» Exercise aim:
List each line holding the string "from".

» Provided information:
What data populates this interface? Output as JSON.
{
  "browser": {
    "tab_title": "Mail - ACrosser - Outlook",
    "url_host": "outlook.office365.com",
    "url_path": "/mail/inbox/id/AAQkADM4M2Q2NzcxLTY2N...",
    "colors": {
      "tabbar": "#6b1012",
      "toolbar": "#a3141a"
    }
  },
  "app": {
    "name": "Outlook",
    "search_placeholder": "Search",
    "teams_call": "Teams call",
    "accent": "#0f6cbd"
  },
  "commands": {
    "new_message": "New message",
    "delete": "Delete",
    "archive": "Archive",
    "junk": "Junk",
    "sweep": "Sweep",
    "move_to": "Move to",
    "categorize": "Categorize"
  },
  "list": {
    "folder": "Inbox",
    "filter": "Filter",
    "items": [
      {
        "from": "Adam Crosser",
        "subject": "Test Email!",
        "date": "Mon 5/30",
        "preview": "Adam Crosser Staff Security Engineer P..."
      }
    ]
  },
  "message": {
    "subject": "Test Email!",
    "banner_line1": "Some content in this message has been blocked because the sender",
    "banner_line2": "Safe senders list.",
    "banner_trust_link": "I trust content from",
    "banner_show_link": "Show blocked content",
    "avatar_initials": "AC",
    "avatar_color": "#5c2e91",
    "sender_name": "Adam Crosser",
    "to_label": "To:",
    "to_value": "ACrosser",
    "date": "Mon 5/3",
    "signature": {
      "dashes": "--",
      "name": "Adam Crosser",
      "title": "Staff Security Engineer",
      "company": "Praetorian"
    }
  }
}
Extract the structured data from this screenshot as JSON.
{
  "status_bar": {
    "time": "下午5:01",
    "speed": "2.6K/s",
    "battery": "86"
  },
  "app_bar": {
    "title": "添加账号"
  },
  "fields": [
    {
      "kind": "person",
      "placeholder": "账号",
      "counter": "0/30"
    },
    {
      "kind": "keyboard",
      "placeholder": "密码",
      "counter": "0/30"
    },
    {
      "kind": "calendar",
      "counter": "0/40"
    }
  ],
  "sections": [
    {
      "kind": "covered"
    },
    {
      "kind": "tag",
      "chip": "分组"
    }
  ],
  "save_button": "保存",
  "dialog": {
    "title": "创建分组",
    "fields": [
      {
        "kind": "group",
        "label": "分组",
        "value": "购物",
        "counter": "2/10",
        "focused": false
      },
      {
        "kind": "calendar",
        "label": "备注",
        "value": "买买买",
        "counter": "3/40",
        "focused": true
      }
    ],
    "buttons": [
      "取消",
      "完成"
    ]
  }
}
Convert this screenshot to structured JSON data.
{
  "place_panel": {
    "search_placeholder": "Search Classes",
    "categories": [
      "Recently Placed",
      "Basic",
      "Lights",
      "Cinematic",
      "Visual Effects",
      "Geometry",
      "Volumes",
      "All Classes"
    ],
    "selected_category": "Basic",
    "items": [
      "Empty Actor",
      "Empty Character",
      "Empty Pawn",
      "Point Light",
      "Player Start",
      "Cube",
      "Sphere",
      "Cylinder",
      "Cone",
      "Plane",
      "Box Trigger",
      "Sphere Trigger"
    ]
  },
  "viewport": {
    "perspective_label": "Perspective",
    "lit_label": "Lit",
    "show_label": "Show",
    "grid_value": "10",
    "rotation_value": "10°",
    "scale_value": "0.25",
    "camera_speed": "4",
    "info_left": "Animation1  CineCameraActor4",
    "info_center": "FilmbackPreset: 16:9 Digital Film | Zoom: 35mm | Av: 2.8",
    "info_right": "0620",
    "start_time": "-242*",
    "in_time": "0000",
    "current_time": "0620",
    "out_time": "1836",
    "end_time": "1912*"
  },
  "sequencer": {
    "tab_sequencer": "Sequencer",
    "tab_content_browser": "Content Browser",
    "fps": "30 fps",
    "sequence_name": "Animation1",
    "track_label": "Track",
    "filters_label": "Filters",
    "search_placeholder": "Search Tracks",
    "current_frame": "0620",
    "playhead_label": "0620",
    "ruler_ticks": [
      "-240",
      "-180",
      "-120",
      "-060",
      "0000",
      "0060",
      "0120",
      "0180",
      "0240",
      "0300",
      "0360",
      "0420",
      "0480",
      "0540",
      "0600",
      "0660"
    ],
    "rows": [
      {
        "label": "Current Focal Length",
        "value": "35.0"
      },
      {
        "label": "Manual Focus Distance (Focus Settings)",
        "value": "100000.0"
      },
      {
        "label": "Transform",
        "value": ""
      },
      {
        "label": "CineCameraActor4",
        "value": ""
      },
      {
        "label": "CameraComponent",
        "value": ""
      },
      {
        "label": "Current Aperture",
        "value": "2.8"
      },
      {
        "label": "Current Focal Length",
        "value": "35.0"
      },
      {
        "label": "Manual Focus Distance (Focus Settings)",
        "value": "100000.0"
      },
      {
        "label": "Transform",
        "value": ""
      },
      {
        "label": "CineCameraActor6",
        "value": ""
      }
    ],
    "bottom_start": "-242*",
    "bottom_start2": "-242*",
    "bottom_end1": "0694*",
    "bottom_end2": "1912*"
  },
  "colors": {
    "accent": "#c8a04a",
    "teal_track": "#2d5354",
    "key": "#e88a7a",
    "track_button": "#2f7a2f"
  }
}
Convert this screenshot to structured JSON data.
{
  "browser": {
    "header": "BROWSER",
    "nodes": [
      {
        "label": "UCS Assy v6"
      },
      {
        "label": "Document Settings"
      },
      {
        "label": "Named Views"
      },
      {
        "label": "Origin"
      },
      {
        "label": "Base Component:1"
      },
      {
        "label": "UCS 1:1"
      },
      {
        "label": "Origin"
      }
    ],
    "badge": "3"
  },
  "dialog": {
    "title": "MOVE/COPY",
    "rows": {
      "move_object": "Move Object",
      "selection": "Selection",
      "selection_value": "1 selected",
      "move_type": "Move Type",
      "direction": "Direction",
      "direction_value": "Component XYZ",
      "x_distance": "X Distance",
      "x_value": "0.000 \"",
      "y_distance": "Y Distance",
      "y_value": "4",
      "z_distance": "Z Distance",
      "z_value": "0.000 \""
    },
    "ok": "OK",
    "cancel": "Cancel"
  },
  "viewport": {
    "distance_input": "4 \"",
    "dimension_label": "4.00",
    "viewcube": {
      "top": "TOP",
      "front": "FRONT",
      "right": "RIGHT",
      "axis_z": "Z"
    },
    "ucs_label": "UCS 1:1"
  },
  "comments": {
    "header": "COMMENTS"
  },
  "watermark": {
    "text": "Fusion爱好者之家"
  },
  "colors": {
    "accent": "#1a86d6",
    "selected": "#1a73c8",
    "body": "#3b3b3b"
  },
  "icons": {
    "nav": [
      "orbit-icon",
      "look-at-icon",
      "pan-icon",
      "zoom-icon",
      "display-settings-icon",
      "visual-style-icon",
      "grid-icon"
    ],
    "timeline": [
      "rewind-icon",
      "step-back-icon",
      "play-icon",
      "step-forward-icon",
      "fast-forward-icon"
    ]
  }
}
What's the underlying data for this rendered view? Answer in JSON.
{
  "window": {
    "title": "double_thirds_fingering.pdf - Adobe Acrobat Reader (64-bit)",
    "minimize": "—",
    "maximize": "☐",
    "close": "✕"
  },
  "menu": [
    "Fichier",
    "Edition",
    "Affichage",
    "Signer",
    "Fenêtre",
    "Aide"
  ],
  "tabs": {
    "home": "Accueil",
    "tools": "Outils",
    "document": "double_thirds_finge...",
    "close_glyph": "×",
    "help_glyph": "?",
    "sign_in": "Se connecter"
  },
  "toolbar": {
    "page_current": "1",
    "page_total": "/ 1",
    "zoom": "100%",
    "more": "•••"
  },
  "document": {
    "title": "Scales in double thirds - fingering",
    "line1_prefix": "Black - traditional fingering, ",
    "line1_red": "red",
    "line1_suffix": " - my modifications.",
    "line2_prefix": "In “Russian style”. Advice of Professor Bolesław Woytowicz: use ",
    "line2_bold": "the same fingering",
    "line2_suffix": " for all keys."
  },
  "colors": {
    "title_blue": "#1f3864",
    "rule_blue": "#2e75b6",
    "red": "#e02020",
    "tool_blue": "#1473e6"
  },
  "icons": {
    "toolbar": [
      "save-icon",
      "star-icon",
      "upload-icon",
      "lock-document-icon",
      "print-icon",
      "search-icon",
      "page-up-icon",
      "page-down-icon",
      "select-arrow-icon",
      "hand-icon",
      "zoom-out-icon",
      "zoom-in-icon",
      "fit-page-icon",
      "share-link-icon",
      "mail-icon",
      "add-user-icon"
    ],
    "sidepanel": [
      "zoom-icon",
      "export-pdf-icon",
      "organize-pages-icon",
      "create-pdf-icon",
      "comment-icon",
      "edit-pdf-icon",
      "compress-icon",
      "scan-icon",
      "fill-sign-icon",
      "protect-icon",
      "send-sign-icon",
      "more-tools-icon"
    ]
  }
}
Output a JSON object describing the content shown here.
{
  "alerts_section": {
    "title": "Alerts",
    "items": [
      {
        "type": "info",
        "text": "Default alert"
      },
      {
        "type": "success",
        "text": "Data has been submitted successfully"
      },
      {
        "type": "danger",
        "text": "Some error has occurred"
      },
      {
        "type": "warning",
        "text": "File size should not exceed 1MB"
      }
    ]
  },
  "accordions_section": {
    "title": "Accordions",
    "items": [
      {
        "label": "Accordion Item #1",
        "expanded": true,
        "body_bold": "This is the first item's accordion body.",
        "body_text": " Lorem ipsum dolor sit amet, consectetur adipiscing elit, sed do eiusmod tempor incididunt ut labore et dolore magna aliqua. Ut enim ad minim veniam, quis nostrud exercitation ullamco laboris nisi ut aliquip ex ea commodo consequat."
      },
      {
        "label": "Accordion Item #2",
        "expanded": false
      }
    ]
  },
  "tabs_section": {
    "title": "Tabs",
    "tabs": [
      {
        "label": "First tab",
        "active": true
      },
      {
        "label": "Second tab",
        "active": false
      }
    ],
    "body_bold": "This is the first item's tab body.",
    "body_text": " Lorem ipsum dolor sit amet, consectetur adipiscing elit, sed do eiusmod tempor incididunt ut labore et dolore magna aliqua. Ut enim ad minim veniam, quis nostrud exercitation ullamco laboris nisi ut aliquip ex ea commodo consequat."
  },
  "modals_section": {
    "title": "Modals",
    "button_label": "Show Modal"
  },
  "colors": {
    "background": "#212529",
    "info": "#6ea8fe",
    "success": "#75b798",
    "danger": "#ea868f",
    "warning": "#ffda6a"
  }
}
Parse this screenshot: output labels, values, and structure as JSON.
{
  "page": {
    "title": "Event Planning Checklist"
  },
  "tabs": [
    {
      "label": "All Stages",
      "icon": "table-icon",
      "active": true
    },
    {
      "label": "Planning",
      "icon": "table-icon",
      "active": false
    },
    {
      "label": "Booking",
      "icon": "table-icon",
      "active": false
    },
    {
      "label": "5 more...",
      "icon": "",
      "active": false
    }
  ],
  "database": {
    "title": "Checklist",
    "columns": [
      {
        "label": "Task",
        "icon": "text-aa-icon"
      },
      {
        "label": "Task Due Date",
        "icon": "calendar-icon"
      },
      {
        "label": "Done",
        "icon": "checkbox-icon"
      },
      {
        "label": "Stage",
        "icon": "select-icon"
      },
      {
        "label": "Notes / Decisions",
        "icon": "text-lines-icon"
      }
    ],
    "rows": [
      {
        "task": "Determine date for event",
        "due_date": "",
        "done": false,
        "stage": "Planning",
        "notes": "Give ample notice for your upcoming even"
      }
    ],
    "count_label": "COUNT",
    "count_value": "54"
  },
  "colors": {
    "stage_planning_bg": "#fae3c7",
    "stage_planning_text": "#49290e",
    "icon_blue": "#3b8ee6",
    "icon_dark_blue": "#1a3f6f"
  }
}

» Task response:
        "from": "Adam Crosser",
    "banner_trust_link": "I trust content from",
Extract the structured data from this screenshot as JSON.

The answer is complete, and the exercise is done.